A bas l’école de Jules Ferry

L’école de Jules Ferry, un mythe qui a la vie dure !

Candidat, François Hollande avait axé sa campagne sur les questions d’éducation. Président, il place sa cérémonie d’investiture sous la figure et l’héritage de Jules Ferry avec un hommage à la statue du ministre aux Tuileries. Ce choix est un signal inquiétant.  D’abord parce que Jules Ferry est l’homme de la colonisation (« Si nous avons le droit d’aller chez ces barbares, c’est parce que nous avons le devoir de les civiliser […] Il faut non pas les traiter en égaux, mais se placer au point de vue d’une race supérieure qui conquiert » (Discours à la jeunesse, mars 1884). Quant à « son » école, construite sur les décombres de la Commune de Paris, si elle fut bien une école « pour » le peuple, elle ne fut jamais l’école « du » peuple : « Il est nécessaire que le riche paye l’enseignement du pauvre, et c’est par là que la propriété se légitime » affirme celui qui entendait surtout, grâce à ses lois scolaires, « clore l’ère des révolutions ».Nous profitons donc de l’occasion pour faire circuler le chapitre « Un mythe qui a la vie dure : l’école de Jules Ferry selon Foucambert », extrait de l’ouvrage Pédagogie et Révolution (Grégory Chambat, éditions Libertalia, 2011, 203 p., 14 € – vente en librairie et en ligne :http://www.cnt-f.org/nautreecole/?Pedagogie-et-revolution-Gregory)

Un mythe qui a la vie dure : l’école de Ferry selon Foucambert

Du haut de la tribune de l’Assemblée, défendant son projet d’école « publique, laïque, gratuite et obligatoire »,Jules Ferry ne cache nullement son ambition de « mettre fin à l’ère des révolutions ». Ne plus revivre le cauchemar de la Commune, doter le pays d’une école adaptée aux besoins croissants de l’industrie, assurer la paix civile : « Dans les écoles confessionnelles, les jeunes reçoivent un enseignement dirigé tout entier contre les institutions modernes. […] Si cet état de chose se perpétue, il est à craindre que d’autres écoles se constituent, ouvertes aux fils d’ouvriers et de paysans, où l’on enseignera des principes diamétralement opposés, inspirés peut-être d’un idéal socialiste ou communiste emprunté à des temps plus récents, par exemple à cette époque violente et sinistre comprise entre le 18 mars et le 28 mai 1871. »

Cent ans plus tard, au printemps 2003, des enseignants « en lutte » se revendiquaient de ce même Ferry contre son homonyme et lointain successeur… et nul ne s’en étonnait, ne s’en révoltait… si ce n’est Jean Foucambert, l’inlassable animateur de l’Association française pour la lecture. Cet aveuglement de ceux qui auraient dû constater – et contester – les limites de l’école de Jules Ferry a sans aucun doute pesé sur le projet de réédition d’une oeuvre initialement publiée au milieu des années 1980.

**Tâche demandée A**. Recopiez fidèlement le passage du texte sur l'école de Jules Ferry qui va de « Cent ans plus » jusqu'à « des années 1980. » inclus.
**Tâche demandée B**. D'après le texte sur l'école de Jules Ferry, qui est l'inlassable animateur de l'Association française pour la lecture ?
**Tâche demandée C**. Pouvez-vous traduire en anglais cette phrase du texte sur l'école de Jules Ferry : « Candidat, François Hollande avait axé sa campagne sur les questions d’éducation. » ?
Les données qui suivent n'ont aucun lien avec le texte sur l'école de Jules Ferry.

**Contenu des données**.
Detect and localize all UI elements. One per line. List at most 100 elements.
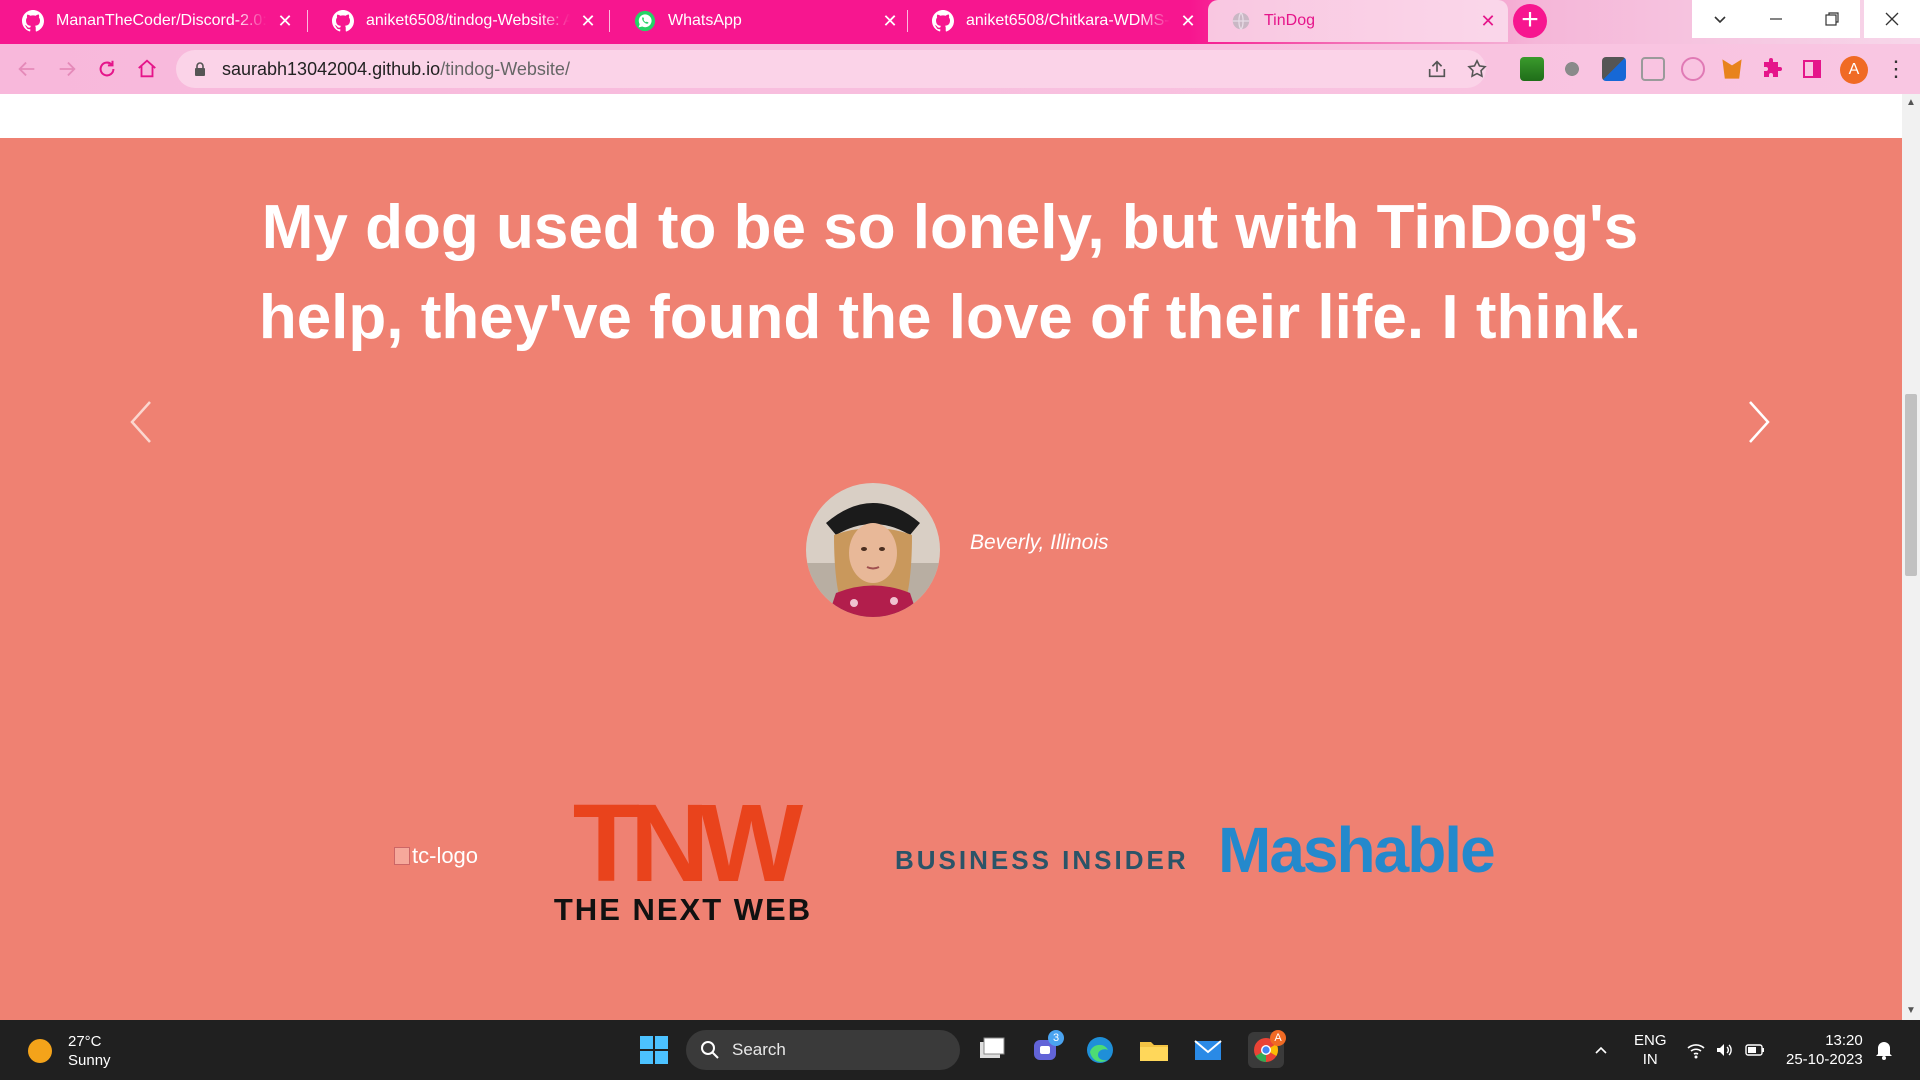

**Réponse complète A**.
Cent ans plus tard, au printemps 2003, des enseignants « en lutte » se revendiquaient de ce même Ferry contre son homonyme et lointain successeur… et nul ne s’en étonnait, ne s’en révoltait… si ce n’est Jean Foucambert, l’inlassable animateur de l’Association française pour la lecture. Cet aveuglement de ceux qui auraient dû constater – et contester – les limites de l’école de Jules Ferry a sans aucun doute pesé sur le projet de réédition d’une oeuvre initialement publiée au milieu des années 1980.

**Réponse complète B**. Jean Foucambert.

**Réponse complète C**. As a candidate, François Hollande had centered his campaign on education issues.